Output the material exactly, but drop every image it holds.

Entries from a dataset:
# # # #

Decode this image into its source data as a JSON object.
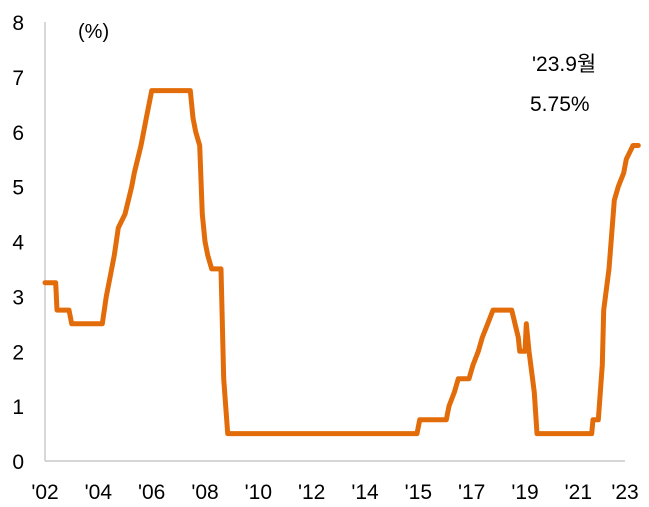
{
  "chart_data": {
    "type": "line",
    "unit_label": "(%)",
    "ylim": [
      0,
      8
    ],
    "yticks": [
      "0",
      "1",
      "2",
      "3",
      "4",
      "5",
      "6",
      "7",
      "8"
    ],
    "xlim": [
      2002,
      2023.75
    ],
    "xticks": [
      {
        "x": 2002,
        "label": "'02"
      },
      {
        "x": 2004,
        "label": "'04"
      },
      {
        "x": 2006,
        "label": "'06"
      },
      {
        "x": 2008,
        "label": "'08"
      },
      {
        "x": 2010,
        "label": "'10"
      },
      {
        "x": 2012,
        "label": "'12"
      },
      {
        "x": 2014,
        "label": "'14"
      },
      {
        "x": 2016,
        "label": "'15"
      },
      {
        "x": 2018,
        "label": "'17"
      },
      {
        "x": 2020,
        "label": "'19"
      },
      {
        "x": 2022,
        "label": "'21"
      },
      {
        "x": 2023.75,
        "label": "'23"
      }
    ],
    "annotation": {
      "line1": "'23.9월",
      "line2": "5.75%"
    },
    "grid": false,
    "series": [
      {
        "color": "#e36c0a",
        "points": [
          [
            2002.0,
            3.25
          ],
          [
            2002.4,
            3.25
          ],
          [
            2002.45,
            2.75
          ],
          [
            2002.9,
            2.75
          ],
          [
            2003.0,
            2.5
          ],
          [
            2004.15,
            2.5
          ],
          [
            2004.3,
            3.0
          ],
          [
            2004.4,
            3.25
          ],
          [
            2004.6,
            3.75
          ],
          [
            2004.75,
            4.25
          ],
          [
            2005.0,
            4.5
          ],
          [
            2005.25,
            5.0
          ],
          [
            2005.35,
            5.25
          ],
          [
            2005.6,
            5.75
          ],
          [
            2005.8,
            6.25
          ],
          [
            2006.0,
            6.75
          ],
          [
            2007.45,
            6.75
          ],
          [
            2007.55,
            6.25
          ],
          [
            2007.65,
            6.0
          ],
          [
            2007.8,
            5.75
          ],
          [
            2007.9,
            4.5
          ],
          [
            2008.0,
            4.0
          ],
          [
            2008.1,
            3.75
          ],
          [
            2008.25,
            3.5
          ],
          [
            2008.6,
            3.5
          ],
          [
            2008.7,
            1.5
          ],
          [
            2008.85,
            0.5
          ],
          [
            2015.95,
            0.5
          ],
          [
            2016.05,
            0.75
          ],
          [
            2017.05,
            0.75
          ],
          [
            2017.15,
            1.0
          ],
          [
            2017.35,
            1.25
          ],
          [
            2017.5,
            1.5
          ],
          [
            2017.9,
            1.5
          ],
          [
            2018.05,
            1.75
          ],
          [
            2018.25,
            2.0
          ],
          [
            2018.4,
            2.25
          ],
          [
            2018.6,
            2.5
          ],
          [
            2018.8,
            2.75
          ],
          [
            2019.5,
            2.75
          ],
          [
            2019.75,
            2.25
          ],
          [
            2019.8,
            2.0
          ],
          [
            2020.0,
            2.0
          ],
          [
            2020.05,
            2.5
          ],
          [
            2020.15,
            2.0
          ],
          [
            2020.35,
            1.25
          ],
          [
            2020.45,
            0.5
          ],
          [
            2022.5,
            0.5
          ],
          [
            2022.55,
            0.75
          ],
          [
            2022.75,
            0.75
          ],
          [
            2022.9,
            1.75
          ],
          [
            2022.95,
            2.75
          ],
          [
            2023.15,
            3.5
          ],
          [
            2023.35,
            4.75
          ],
          [
            2023.5,
            5.0
          ],
          [
            2023.7,
            5.25
          ],
          [
            2023.8,
            5.5
          ],
          [
            2024.05,
            5.75
          ],
          [
            2024.25,
            5.75
          ]
        ]
      }
    ]
  }
}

# # # #

## Complete answer
Decode this image into its source data as a JSON object.
{
  "chart_data": {
    "type": "line",
    "unit_label": "(%)",
    "ylim": [
      0,
      8
    ],
    "yticks": [
      "0",
      "1",
      "2",
      "3",
      "4",
      "5",
      "6",
      "7",
      "8"
    ],
    "xlim": [
      2002,
      2023.75
    ],
    "xticks": [
      {
        "x": 2002,
        "label": "'02"
      },
      {
        "x": 2004,
        "label": "'04"
      },
      {
        "x": 2006,
        "label": "'06"
      },
      {
        "x": 2008,
        "label": "'08"
      },
      {
        "x": 2010,
        "label": "'10"
      },
      {
        "x": 2012,
        "label": "'12"
      },
      {
        "x": 2014,
        "label": "'14"
      },
      {
        "x": 2016,
        "label": "'15"
      },
      {
        "x": 2018,
        "label": "'17"
      },
      {
        "x": 2020,
        "label": "'19"
      },
      {
        "x": 2022,
        "label": "'21"
      },
      {
        "x": 2023.75,
        "label": "'23"
      }
    ],
    "annotation": {
      "line1": "'23.9월",
      "line2": "5.75%"
    },
    "grid": false,
    "series": [
      {
        "color": "#e36c0a",
        "points": [
          [
            2002.0,
            3.25
          ],
          [
            2002.4,
            3.25
          ],
          [
            2002.45,
            2.75
          ],
          [
            2002.9,
            2.75
          ],
          [
            2003.0,
            2.5
          ],
          [
            2004.15,
            2.5
          ],
          [
            2004.3,
            3.0
          ],
          [
            2004.4,
            3.25
          ],
          [
            2004.6,
            3.75
          ],
          [
            2004.75,
            4.25
          ],
          [
            2005.0,
            4.5
          ],
          [
            2005.25,
            5.0
          ],
          [
            2005.35,
            5.25
          ],
          [
            2005.6,
            5.75
          ],
          [
            2005.8,
            6.25
          ],
          [
            2006.0,
            6.75
          ],
          [
            2007.45,
            6.75
          ],
          [
            2007.55,
            6.25
          ],
          [
            2007.65,
            6.0
          ],
          [
            2007.8,
            5.75
          ],
          [
            2007.9,
            4.5
          ],
          [
            2008.0,
            4.0
          ],
          [
            2008.1,
            3.75
          ],
          [
            2008.25,
            3.5
          ],
          [
            2008.6,
            3.5
          ],
          [
            2008.7,
            1.5
          ],
          [
            2008.85,
            0.5
          ],
          [
            2015.95,
            0.5
          ],
          [
            2016.05,
            0.75
          ],
          [
            2017.05,
            0.75
          ],
          [
            2017.15,
            1.0
          ],
          [
            2017.35,
            1.25
          ],
          [
            2017.5,
            1.5
          ],
          [
            2017.9,
            1.5
          ],
          [
            2018.05,
            1.75
          ],
          [
            2018.25,
            2.0
          ],
          [
            2018.4,
            2.25
          ],
          [
            2018.6,
            2.5
          ],
          [
            2018.8,
            2.75
          ],
          [
            2019.5,
            2.75
          ],
          [
            2019.75,
            2.25
          ],
          [
            2019.8,
            2.0
          ],
          [
            2020.0,
            2.0
          ],
          [
            2020.05,
            2.5
          ],
          [
            2020.15,
            2.0
          ],
          [
            2020.35,
            1.25
          ],
          [
            2020.45,
            0.5
          ],
          [
            2022.5,
            0.5
          ],
          [
            2022.55,
            0.75
          ],
          [
            2022.75,
            0.75
          ],
          [
            2022.9,
            1.75
          ],
          [
            2022.95,
            2.75
          ],
          [
            2023.15,
            3.5
          ],
          [
            2023.35,
            4.75
          ],
          [
            2023.5,
            5.0
          ],
          [
            2023.7,
            5.25
          ],
          [
            2023.8,
            5.5
          ],
          [
            2024.05,
            5.75
          ],
          [
            2024.25,
            5.75
          ]
        ]
      }
    ]
  }
}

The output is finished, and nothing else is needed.